Entries with figure data:
^^^^^^^^

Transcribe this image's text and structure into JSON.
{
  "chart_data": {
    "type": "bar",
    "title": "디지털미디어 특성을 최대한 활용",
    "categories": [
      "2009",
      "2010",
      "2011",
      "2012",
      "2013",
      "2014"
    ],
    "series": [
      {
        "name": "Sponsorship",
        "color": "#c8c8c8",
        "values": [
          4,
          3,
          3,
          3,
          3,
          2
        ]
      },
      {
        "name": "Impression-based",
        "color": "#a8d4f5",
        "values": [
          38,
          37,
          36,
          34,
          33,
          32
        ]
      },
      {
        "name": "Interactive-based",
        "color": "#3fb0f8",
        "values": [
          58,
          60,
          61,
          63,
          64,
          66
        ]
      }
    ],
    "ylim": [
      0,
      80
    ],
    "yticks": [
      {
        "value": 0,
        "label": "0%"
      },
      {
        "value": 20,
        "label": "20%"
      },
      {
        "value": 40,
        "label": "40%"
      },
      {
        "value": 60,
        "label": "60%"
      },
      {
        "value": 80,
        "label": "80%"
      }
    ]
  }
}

^^^^^^^^

◆ **Goal**: Above are some records. Print them all exactly.

◆ **Solution below**:
Transcribe this image's text and structure into JSON.
{
  "chart_data": {
    "type": "bar",
    "title": "디지털미디어 특성을 최대한 활용",
    "categories": [
      "2009",
      "2010",
      "2011",
      "2012",
      "2013",
      "2014"
    ],
    "series": [
      {
        "name": "Sponsorship",
        "color": "#c8c8c8",
        "values": [
          4,
          3,
          3,
          3,
          3,
          2
        ]
      },
      {
        "name": "Impression-based",
        "color": "#a8d4f5",
        "values": [
          38,
          37,
          36,
          34,
          33,
          32
        ]
      },
      {
        "name": "Interactive-based",
        "color": "#3fb0f8",
        "values": [
          58,
          60,
          61,
          63,
          64,
          66
        ]
      }
    ],
    "ylim": [
      0,
      80
    ],
    "yticks": [
      {
        "value": 0,
        "label": "0%"
      },
      {
        "value": 20,
        "label": "20%"
      },
      {
        "value": 40,
        "label": "40%"
      },
      {
        "value": 60,
        "label": "60%"
      },
      {
        "value": 80,
        "label": "80%"
      }
    ]
  }
}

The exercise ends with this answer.